• **TEXT**:
▽
On August 12, 2016, we were ready to go! After much preparation, the 25 participants, a good half of whom were young adults, met in Bleckede at the home of the Pries family. Friends of the Peace Road had come from Bleckede/Lauenburg, Hamburg, Flensburg, Gießen and even Frankfurt. And this year women made up almost half of our group. Those who had come from a distance had transported their bicycles by train or car, and a few of the young people had already cycled the 30 km from Lüneburg station to the meeting point in Bleckede. An intimate atmosphere was quickly established as we enjoyed a barbeque together, and the evening came to a relaxing end.

On the following day we took the ferry over the Elbe and our route took us through the small town of Boizenburg that was once in the DDR, right on the border. There we met a reporter from the Hagenow area local paper at the idyllic market place. After a short conversation, we agreed to meet her for an interview at the border memorial site „Checkpoint Harry“, about 3 km. outside the town. On our arrival, w e learned from the reporter that on that day, August 13th ,55 years previously, the wall had been built between the DDR and the BRD. Precisely on this memorable day, the German section of the ‚Peace Road 2016“led us to „Checkpoint Harry“ on the way from Boizenburg to Lauenburg.
△
• **INSTRUCTIONS**:
1. Edit the Peace Road 2016 account: write out everything from "On the following" down to "Boizenburg to Lauenburg.", putting "journalist" wherever "reporter" appears.
2. Resume the Peace Road 2016 account, picking up right after its final sentence.
The records that come next are separate material and do not belong to the Peace Road 2016 account.

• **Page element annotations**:
▽
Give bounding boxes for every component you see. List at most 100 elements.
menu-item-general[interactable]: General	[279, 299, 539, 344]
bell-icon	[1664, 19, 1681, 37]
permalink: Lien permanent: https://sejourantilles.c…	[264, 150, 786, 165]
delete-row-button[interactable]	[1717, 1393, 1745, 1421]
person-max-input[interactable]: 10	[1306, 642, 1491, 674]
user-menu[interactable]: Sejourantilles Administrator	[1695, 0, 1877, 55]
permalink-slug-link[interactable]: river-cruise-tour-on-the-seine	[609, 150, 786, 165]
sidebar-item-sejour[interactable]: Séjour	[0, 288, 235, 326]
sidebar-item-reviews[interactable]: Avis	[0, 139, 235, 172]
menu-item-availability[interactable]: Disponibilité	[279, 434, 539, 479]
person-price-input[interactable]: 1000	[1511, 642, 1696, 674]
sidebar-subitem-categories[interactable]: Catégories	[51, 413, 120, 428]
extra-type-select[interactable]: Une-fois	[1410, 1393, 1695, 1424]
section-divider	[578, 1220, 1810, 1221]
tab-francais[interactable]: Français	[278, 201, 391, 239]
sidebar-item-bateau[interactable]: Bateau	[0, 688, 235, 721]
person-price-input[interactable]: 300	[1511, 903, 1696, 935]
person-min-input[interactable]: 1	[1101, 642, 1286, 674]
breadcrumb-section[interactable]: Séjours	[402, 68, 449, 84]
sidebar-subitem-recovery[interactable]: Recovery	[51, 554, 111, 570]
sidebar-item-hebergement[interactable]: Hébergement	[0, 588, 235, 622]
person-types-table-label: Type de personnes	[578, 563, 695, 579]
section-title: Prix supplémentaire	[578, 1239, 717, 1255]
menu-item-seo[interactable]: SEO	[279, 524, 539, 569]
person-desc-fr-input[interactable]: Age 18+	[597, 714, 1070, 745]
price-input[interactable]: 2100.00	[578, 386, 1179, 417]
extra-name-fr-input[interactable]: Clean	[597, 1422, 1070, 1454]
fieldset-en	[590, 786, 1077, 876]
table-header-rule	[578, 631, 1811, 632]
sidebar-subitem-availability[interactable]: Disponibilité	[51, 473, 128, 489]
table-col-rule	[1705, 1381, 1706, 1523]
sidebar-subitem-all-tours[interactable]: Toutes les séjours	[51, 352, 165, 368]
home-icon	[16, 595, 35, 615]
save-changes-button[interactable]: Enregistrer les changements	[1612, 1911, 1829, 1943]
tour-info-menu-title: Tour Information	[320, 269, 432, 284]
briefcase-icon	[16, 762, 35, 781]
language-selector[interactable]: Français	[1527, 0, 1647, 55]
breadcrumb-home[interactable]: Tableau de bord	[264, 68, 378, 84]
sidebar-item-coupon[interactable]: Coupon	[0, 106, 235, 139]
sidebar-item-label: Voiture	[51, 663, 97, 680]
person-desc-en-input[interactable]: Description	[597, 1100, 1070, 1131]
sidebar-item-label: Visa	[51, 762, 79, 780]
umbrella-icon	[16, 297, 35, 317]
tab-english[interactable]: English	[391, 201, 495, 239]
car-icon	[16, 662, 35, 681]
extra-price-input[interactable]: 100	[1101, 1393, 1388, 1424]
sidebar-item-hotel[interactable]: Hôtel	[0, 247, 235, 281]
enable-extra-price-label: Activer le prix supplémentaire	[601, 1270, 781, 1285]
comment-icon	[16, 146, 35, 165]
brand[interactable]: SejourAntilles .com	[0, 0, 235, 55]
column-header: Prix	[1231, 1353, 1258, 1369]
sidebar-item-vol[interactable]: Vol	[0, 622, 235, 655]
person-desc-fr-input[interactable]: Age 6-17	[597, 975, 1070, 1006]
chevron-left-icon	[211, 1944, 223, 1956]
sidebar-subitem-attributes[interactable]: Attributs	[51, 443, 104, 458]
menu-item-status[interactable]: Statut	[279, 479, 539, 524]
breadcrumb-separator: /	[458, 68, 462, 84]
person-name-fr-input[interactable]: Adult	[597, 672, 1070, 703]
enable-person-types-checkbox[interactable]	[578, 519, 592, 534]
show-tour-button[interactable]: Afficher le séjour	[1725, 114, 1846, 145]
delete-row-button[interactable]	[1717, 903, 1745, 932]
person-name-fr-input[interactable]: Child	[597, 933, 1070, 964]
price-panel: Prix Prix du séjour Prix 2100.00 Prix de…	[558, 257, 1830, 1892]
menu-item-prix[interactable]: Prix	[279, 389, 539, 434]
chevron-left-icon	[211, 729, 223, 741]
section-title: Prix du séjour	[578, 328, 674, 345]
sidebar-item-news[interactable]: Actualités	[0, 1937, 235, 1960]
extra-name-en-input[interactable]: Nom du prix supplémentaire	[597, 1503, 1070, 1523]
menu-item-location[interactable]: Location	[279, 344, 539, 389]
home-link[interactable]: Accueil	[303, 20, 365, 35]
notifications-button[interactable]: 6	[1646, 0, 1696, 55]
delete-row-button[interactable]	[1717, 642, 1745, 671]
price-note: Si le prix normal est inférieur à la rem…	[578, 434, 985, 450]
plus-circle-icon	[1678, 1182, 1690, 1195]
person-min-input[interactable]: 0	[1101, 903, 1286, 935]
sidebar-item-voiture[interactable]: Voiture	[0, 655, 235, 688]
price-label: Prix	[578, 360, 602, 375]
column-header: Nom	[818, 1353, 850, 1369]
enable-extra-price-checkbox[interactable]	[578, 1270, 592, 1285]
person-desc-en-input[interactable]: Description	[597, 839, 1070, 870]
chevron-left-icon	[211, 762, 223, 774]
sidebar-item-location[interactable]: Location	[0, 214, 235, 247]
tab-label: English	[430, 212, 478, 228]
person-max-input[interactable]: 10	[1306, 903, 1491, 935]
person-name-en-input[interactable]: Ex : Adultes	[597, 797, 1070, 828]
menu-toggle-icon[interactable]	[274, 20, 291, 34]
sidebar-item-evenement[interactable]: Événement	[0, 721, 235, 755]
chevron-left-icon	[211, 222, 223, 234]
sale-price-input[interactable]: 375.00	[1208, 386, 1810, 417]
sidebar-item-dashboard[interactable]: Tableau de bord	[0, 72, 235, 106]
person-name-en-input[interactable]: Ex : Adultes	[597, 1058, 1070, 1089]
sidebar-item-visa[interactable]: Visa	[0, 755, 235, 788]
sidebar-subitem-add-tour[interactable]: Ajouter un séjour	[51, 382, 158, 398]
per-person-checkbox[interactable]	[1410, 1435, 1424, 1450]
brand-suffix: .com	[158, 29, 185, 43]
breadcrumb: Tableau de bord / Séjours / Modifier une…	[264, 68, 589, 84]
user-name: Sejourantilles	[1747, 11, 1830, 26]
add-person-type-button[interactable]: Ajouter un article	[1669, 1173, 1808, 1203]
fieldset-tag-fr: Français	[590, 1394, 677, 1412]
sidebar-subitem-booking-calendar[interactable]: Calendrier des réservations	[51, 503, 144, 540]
△
• **RESPONSES PER TASK**:
1.
On the following day we took the ferry over the Elbe and our route took us through the small town of Boizenburg that was once in the DDR, right on the border. There we met a journalist from the Hagenow area local paper at the idyllic market place. After a short conversation, we agreed to meet her for an interview at the border memorial site „Checkpoint Harry“, about 3 km. outside the town. On our arrival, w e learned from the journalist that on that day, August 13th ,55 years previously, the wall had been built between the DDR and the BRD. Precisely on this memorable day, the German section of the ‚Peace Road 2016“led us to „Checkpoint Harry“ on the way from Boizenburg to Lauenburg.

2.
The next edition of the local Hagenow newspaper contained the following: ‘last year alone, people from 120 countries all over the world took part in the project ‚Peace Road’. On foot, bicycle, by car or other means of transport, every year they form a path of peace round the world in order to say ‘we are all one family’’’. The newspaper went on to say that the project would be given a different motto each year. ‘This year, we, along with the participants in most other countries, are championing the reunification of North and South Korea. Additionally, we are supporting the opening of a fifth UN office at the border of the Koreas’, Siegfried Pries was quoted as stating.

Kayong Kim from South Korea, who joined the accompanying team with Hilke Ganz and Dagmar Pries, could hardly express her astonishment that the Germans were so dedicated to Korea. The 24-year- old art student has lived for one year in Germany. ‘Yes, the situation between North and South Korea is again deteriorating’, she told the reporter in concerned tones.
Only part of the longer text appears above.